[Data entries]
----

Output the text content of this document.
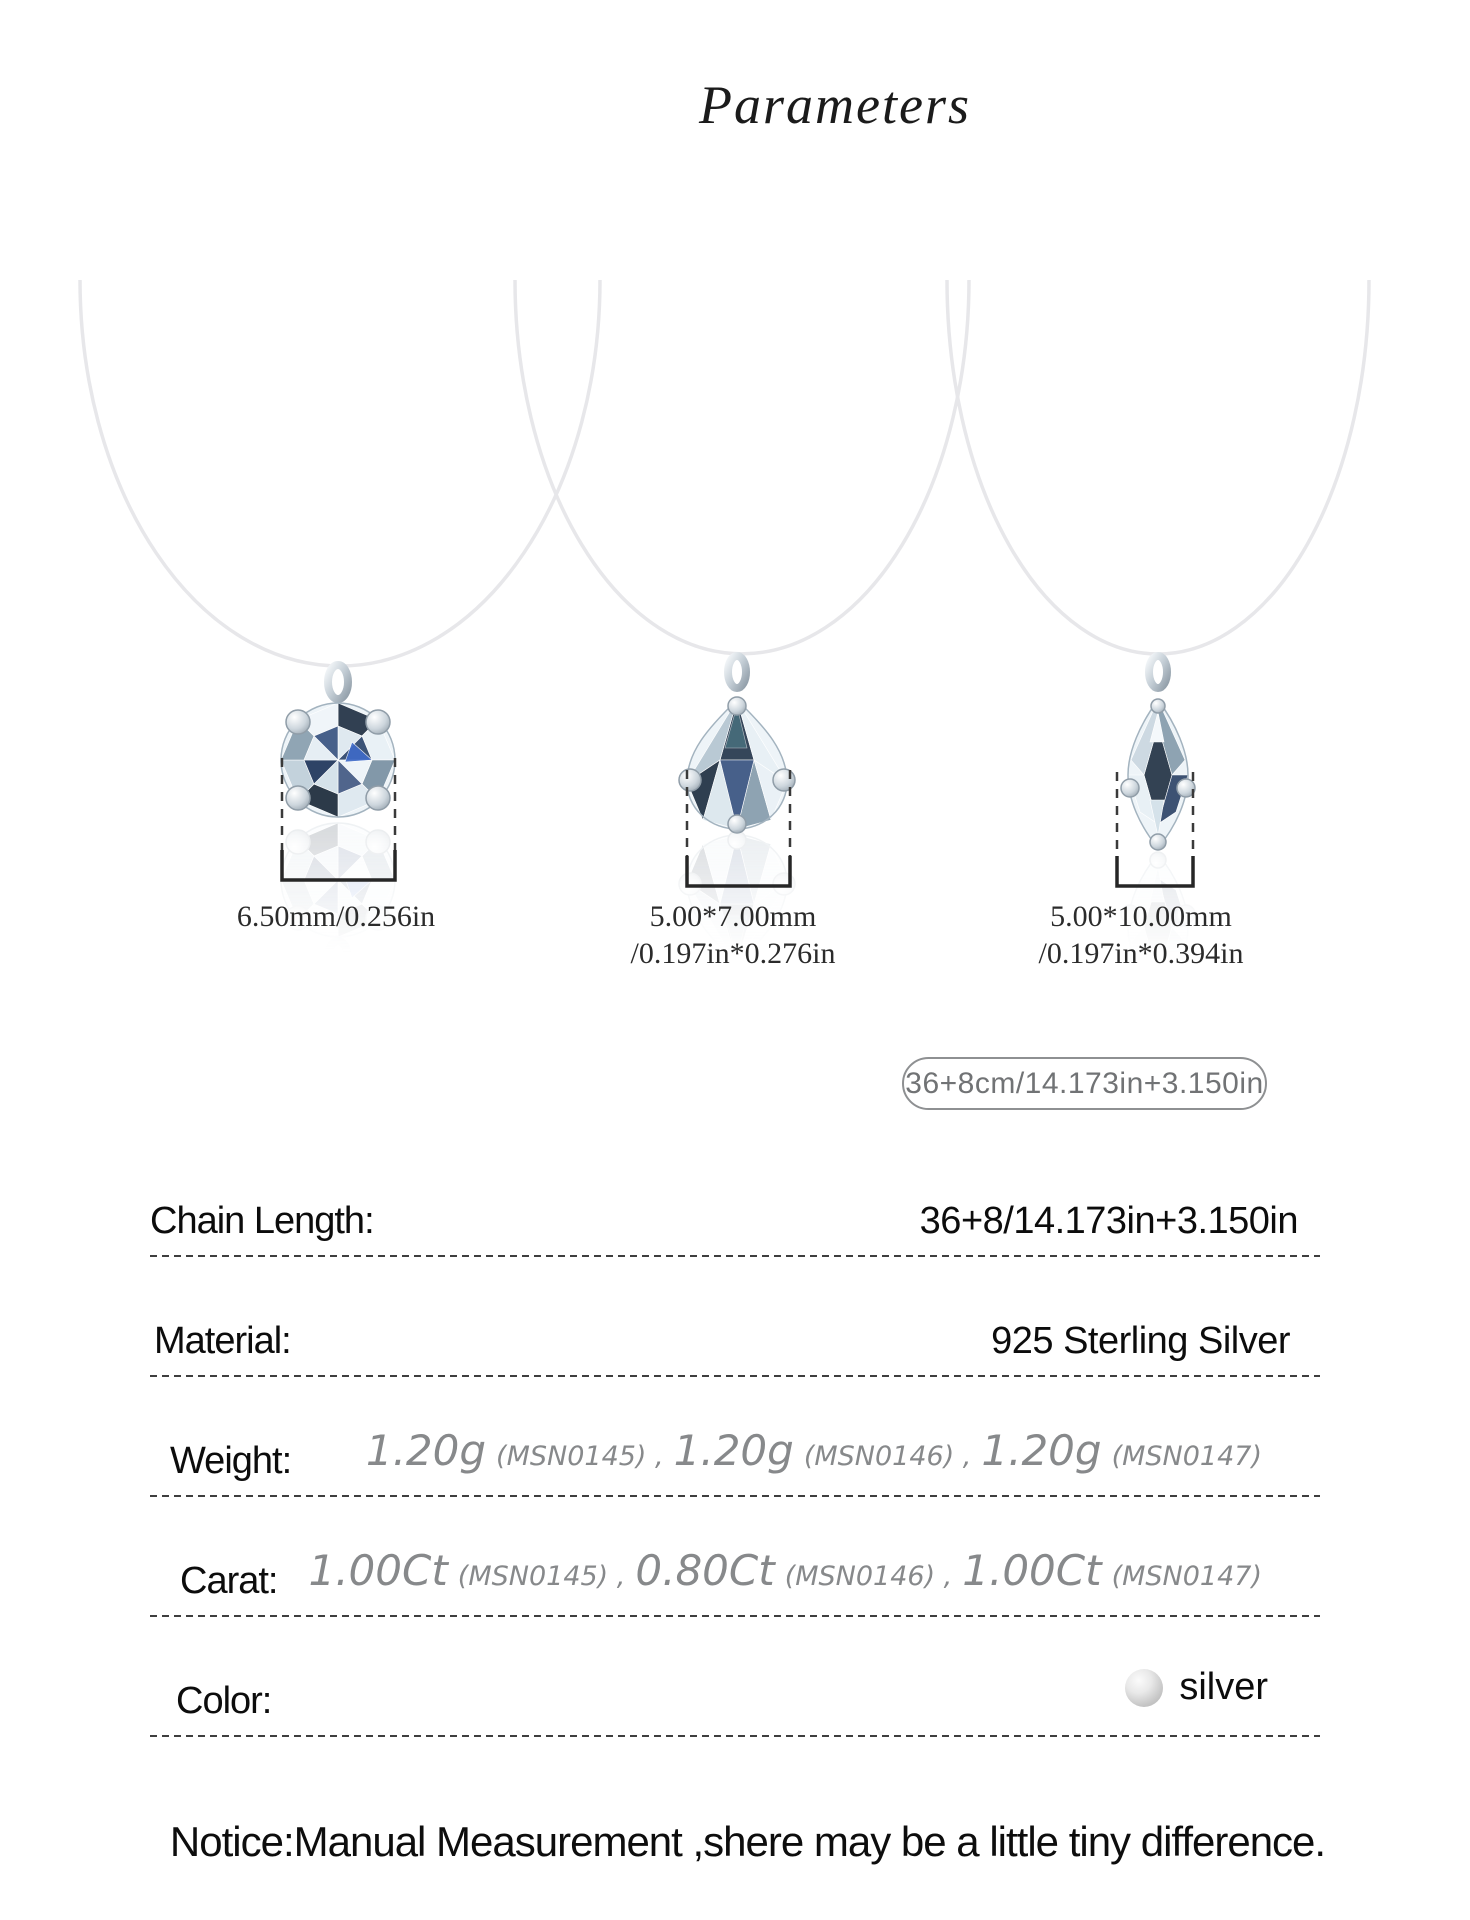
Parameters
6.50mm/0.256in	5.00*7.00mm
/0.197in*0.276in
5.00*10.00mm
/0.197in*0.394in
36+8cm/14.173in+3.150in
Chain Length:	36+8/14.173in+3.150in
Material:	925 Sterling Silver
Weight: 1.20g (MSN0145) , 1.20g (MSN0146) , 1.20g (MSN0147)
Carat: 1.00Ct (MSN0145) , 0.80Ct (MSN0146) , 1.00Ct (MSN0147)
Color:	silver
Notice:Manual Measurement ,shere may be a little tiny difference.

----

- [Task requirements] The records shown above are to be repeated exactly, with the pictures left out.

- [Worked solution]
Output the text content of this document.
Parameters
6.50mm/0.256in	5.00*7.00mm
/0.197in*0.276in
5.00*10.00mm
/0.197in*0.394in
36+8cm/14.173in+3.150in
Chain Length:	36+8/14.173in+3.150in
Material:	925 Sterling Silver
Weight: 1.20g (MSN0145) , 1.20g (MSN0146) , 1.20g (MSN0147)
Carat: 1.00Ct (MSN0145) , 0.80Ct (MSN0146) , 1.00Ct (MSN0147)
Color:	silver
Notice:Manual Measurement ,shere may be a little tiny difference.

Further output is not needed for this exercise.